**Items from a figure collection**
★ ★ ★ ★ ★ ★ ★

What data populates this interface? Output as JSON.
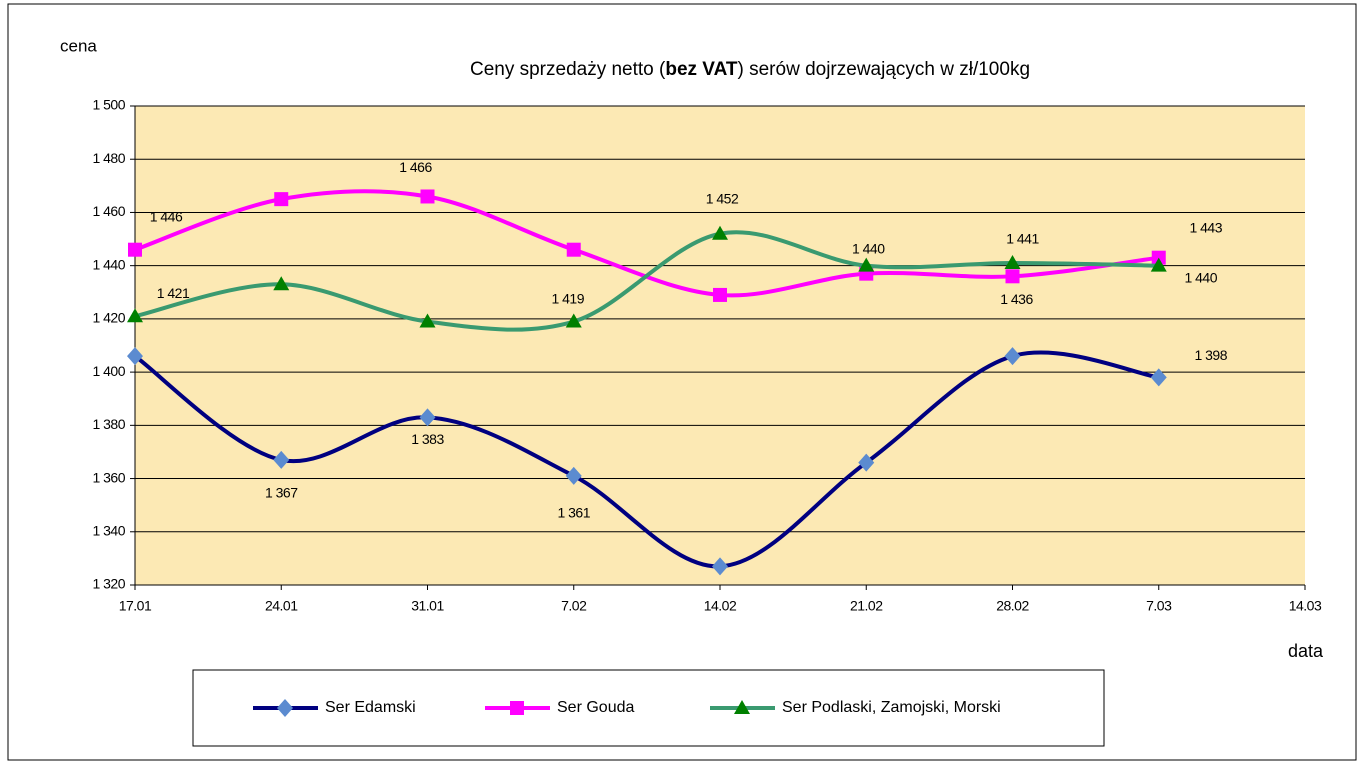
{
  "chart_data": {
    "type": "line",
    "title": [
      "Ceny sprzedaży netto (",
      "bez VAT",
      ") serów dojrzewających  w zł/100kg"
    ],
    "title_bold": [
      false,
      true,
      false
    ],
    "y_label": "cena",
    "x_label": "data",
    "categories": [
      "17.01",
      "24.01",
      "31.01",
      "7.02",
      "14.02",
      "21.02",
      "28.02",
      "7.03",
      "14.03"
    ],
    "series": [
      {
        "name": "Ser Edamski",
        "color": "#000080",
        "marker_color": "#5b8bd0",
        "marker": "diamond",
        "values": [
          1406,
          1367,
          1383,
          1361,
          1327,
          1366,
          1406,
          1398,
          null
        ],
        "value_labels": [
          null,
          "1 367",
          "1 383",
          "1 361",
          null,
          null,
          null,
          "1 398",
          null
        ]
      },
      {
        "name": "Ser Gouda",
        "color": "#ff00ff",
        "marker_color": "#ff00ff",
        "marker": "square",
        "values": [
          1446,
          1465,
          1466,
          1446,
          1429,
          1437,
          1436,
          1443,
          null
        ],
        "value_labels": [
          "1 446",
          null,
          "1 466",
          null,
          null,
          null,
          "1 436",
          "1 443",
          null
        ]
      },
      {
        "name": "Ser Podlaski, Zamojski, Morski",
        "color": "#3a9a70",
        "marker_color": "#008000",
        "marker": "triangle",
        "values": [
          1421,
          1433,
          1419,
          1419,
          1452,
          1440,
          1441,
          1440,
          null
        ],
        "value_labels": [
          "1 421",
          null,
          null,
          "1 419",
          "1 452",
          "1 440",
          "1 441",
          "1 440",
          null
        ]
      }
    ],
    "ylim": [
      1320,
      1500
    ],
    "yticks": [
      {
        "value": 1320,
        "label": "1 320"
      },
      {
        "value": 1340,
        "label": "1 340"
      },
      {
        "value": 1360,
        "label": "1 360"
      },
      {
        "value": 1380,
        "label": "1 380"
      },
      {
        "value": 1400,
        "label": "1 400"
      },
      {
        "value": 1420,
        "label": "1 420"
      },
      {
        "value": 1440,
        "label": "1 440"
      },
      {
        "value": 1460,
        "label": "1 460"
      },
      {
        "value": 1480,
        "label": "1 480"
      },
      {
        "value": 1500,
        "label": "1 500"
      }
    ],
    "grid": true,
    "plot_background": "#fce9b4",
    "legend": "bottom"
  }
}
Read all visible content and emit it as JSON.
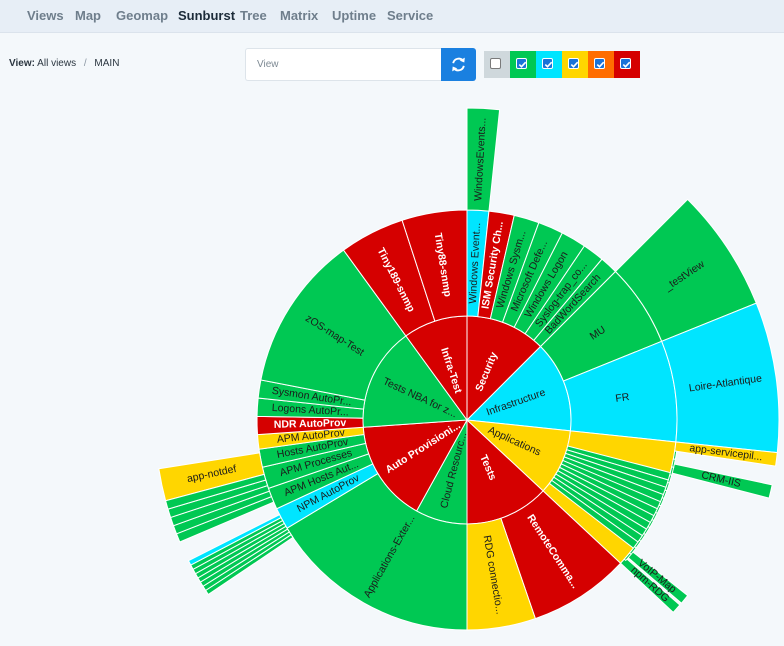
{
  "nav": {
    "items": [
      "Views",
      "Map",
      "Geomap",
      "Sunburst",
      "Tree",
      "Matrix",
      "Uptime",
      "Service"
    ],
    "active": "Sunburst"
  },
  "breadcrumb": {
    "prefix": "View:",
    "items": [
      "All views",
      "MAIN"
    ]
  },
  "search": {
    "placeholder": "View"
  },
  "status_filters": [
    {
      "color": "#cfd8dc",
      "checked": false
    },
    {
      "color": "#00c853",
      "checked": true
    },
    {
      "color": "#00e5ff",
      "checked": true
    },
    {
      "color": "#ffd600",
      "checked": true
    },
    {
      "color": "#ff6d00",
      "checked": true
    },
    {
      "color": "#d50000",
      "checked": true
    }
  ],
  "colors": {
    "green": "#00c853",
    "red": "#d50000",
    "cyan": "#00e5ff",
    "yellow": "#ffd600"
  },
  "sunburst_labels": {
    "ring1": [
      "Security",
      "Infrastructure",
      "Applications",
      "Tests",
      "Cloud Resourc...",
      "Auto Provisioni...",
      "Tests NBA for z...",
      "Infra-Test"
    ],
    "ring2": [
      "Windows Event...",
      "ISM Security Ch...",
      "Windows Sysm...",
      "Microsoft Defe...",
      "Windows Logon",
      "Syslog-trap_co...",
      "BadWordSearch",
      "MU",
      "FR",
      "RemoteComma...",
      "RDG connectio...",
      "Applications-Exter...",
      "NPM AutoProv",
      "APM Hosts Aut...",
      "APM Processes",
      "Hosts AutoProv",
      "APM AutoProv",
      "NDR AutoProv",
      "Logons AutoPr...",
      "Sysmon AutoPr...",
      "zOS-map-Test",
      "Tiny189-snmp",
      "Tiny88-snmp"
    ],
    "ring3": [
      "WindowsEvents...",
      "_testView",
      "Loire-Atlantique",
      "app-servicepil...",
      "CRM-IIS",
      "VoIP-Map",
      "npm-RDG",
      "app-notdef"
    ]
  }
}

★ ★ ★ ★ ★ ★ ★

Give back the whole listing as it stands, minus its pictures.

What data populates this interface? Output as JSON.
{
  "chart_data": {
    "type": "line",
    "title": [
      "Ceny sprzedaży netto (",
      "bez VAT",
      ") serów dojrzewających  w zł/100kg"
    ],
    "title_bold": [
      false,
      true,
      false
    ],
    "y_label": "cena",
    "x_label": "data",
    "categories": [
      "17.01",
      "24.01",
      "31.01",
      "7.02",
      "14.02",
      "21.02",
      "28.02",
      "7.03",
      "14.03"
    ],
    "series": [
      {
        "name": "Ser Edamski",
        "color": "#000080",
        "marker_color": "#5b8bd0",
        "marker": "diamond",
        "values": [
          1406,
          1367,
          1383,
          1361,
          1327,
          1366,
          1406,
          1398,
          null
        ],
        "value_labels": [
          null,
          "1 367",
          "1 383",
          "1 361",
          null,
          null,
          null,
          "1 398",
          null
        ]
      },
      {
        "name": "Ser Gouda",
        "color": "#ff00ff",
        "marker_color": "#ff00ff",
        "marker": "square",
        "values": [
          1446,
          1465,
          1466,
          1446,
          1429,
          1437,
          1436,
          1443,
          null
        ],
        "value_labels": [
          "1 446",
          null,
          "1 466",
          null,
          null,
          null,
          "1 436",
          "1 443",
          null
        ]
      },
      {
        "name": "Ser Podlaski, Zamojski, Morski",
        "color": "#3a9a70",
        "marker_color": "#008000",
        "marker": "triangle",
        "values": [
          1421,
          1433,
          1419,
          1419,
          1452,
          1440,
          1441,
          1440,
          null
        ],
        "value_labels": [
          "1 421",
          null,
          null,
          "1 419",
          "1 452",
          "1 440",
          "1 441",
          "1 440",
          null
        ]
      }
    ],
    "ylim": [
      1320,
      1500
    ],
    "yticks": [
      {
        "value": 1320,
        "label": "1 320"
      },
      {
        "value": 1340,
        "label": "1 340"
      },
      {
        "value": 1360,
        "label": "1 360"
      },
      {
        "value": 1380,
        "label": "1 380"
      },
      {
        "value": 1400,
        "label": "1 400"
      },
      {
        "value": 1420,
        "label": "1 420"
      },
      {
        "value": 1440,
        "label": "1 440"
      },
      {
        "value": 1460,
        "label": "1 460"
      },
      {
        "value": 1480,
        "label": "1 480"
      },
      {
        "value": 1500,
        "label": "1 500"
      }
    ],
    "grid": true,
    "plot_background": "#fce9b4",
    "legend": "bottom"
  }
}
Read all visible content and emit it as JSON.
{
  "nav": {
    "items": [
      "Views",
      "Map",
      "Geomap",
      "Sunburst",
      "Tree",
      "Matrix",
      "Uptime",
      "Service"
    ],
    "active": "Sunburst"
  },
  "breadcrumb": {
    "prefix": "View:",
    "items": [
      "All views",
      "MAIN"
    ]
  },
  "search": {
    "placeholder": "View"
  },
  "status_filters": [
    {
      "color": "#cfd8dc",
      "checked": false
    },
    {
      "color": "#00c853",
      "checked": true
    },
    {
      "color": "#00e5ff",
      "checked": true
    },
    {
      "color": "#ffd600",
      "checked": true
    },
    {
      "color": "#ff6d00",
      "checked": true
    },
    {
      "color": "#d50000",
      "checked": true
    }
  ],
  "colors": {
    "green": "#00c853",
    "red": "#d50000",
    "cyan": "#00e5ff",
    "yellow": "#ffd600"
  },
  "sunburst_labels": {
    "ring1": [
      "Security",
      "Infrastructure",
      "Applications",
      "Tests",
      "Cloud Resourc...",
      "Auto Provisioni...",
      "Tests NBA for z...",
      "Infra-Test"
    ],
    "ring2": [
      "Windows Event...",
      "ISM Security Ch...",
      "Windows Sysm...",
      "Microsoft Defe...",
      "Windows Logon",
      "Syslog-trap_co...",
      "BadWordSearch",
      "MU",
      "FR",
      "RemoteComma...",
      "RDG connectio...",
      "Applications-Exter...",
      "NPM AutoProv",
      "APM Hosts Aut...",
      "APM Processes",
      "Hosts AutoProv",
      "APM AutoProv",
      "NDR AutoProv",
      "Logons AutoPr...",
      "Sysmon AutoPr...",
      "zOS-map-Test",
      "Tiny189-snmp",
      "Tiny88-snmp"
    ],
    "ring3": [
      "WindowsEvents...",
      "_testView",
      "Loire-Atlantique",
      "app-servicepil...",
      "CRM-IIS",
      "VoIP-Map",
      "npm-RDG",
      "app-notdef"
    ]
  }
}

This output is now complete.